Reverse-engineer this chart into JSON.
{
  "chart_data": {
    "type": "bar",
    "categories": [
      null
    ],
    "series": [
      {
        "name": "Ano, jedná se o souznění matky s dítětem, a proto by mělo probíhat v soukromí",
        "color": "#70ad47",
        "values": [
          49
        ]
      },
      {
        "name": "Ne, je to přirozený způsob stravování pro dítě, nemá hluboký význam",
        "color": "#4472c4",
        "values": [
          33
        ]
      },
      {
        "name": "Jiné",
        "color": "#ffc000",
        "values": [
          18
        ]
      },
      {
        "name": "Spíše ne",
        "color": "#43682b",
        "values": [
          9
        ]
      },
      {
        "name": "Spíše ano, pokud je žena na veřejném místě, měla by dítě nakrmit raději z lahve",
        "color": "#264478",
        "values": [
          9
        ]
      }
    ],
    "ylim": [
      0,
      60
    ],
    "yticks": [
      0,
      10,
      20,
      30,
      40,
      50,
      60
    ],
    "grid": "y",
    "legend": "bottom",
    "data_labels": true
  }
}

**Required work**
Exactly reproduce all of the entries.

**Task solution**
Reverse-engineer this chart into JSON.
{
  "chart_data": {
    "type": "bar",
    "categories": [
      null
    ],
    "series": [
      {
        "name": "Ano, jedná se o souznění matky s dítětem, a proto by mělo probíhat v soukromí",
        "color": "#70ad47",
        "values": [
          49
        ]
      },
      {
        "name": "Ne, je to přirozený způsob stravování pro dítě, nemá hluboký význam",
        "color": "#4472c4",
        "values": [
          33
        ]
      },
      {
        "name": "Jiné",
        "color": "#ffc000",
        "values": [
          18
        ]
      },
      {
        "name": "Spíše ne",
        "color": "#43682b",
        "values": [
          9
        ]
      },
      {
        "name": "Spíše ano, pokud je žena na veřejném místě, měla by dítě nakrmit raději z lahve",
        "color": "#264478",
        "values": [
          9
        ]
      }
    ],
    "ylim": [
      0,
      60
    ],
    "yticks": [
      0,
      10,
      20,
      30,
      40,
      50,
      60
    ],
    "grid": "y",
    "legend": "bottom",
    "data_labels": true
  }
}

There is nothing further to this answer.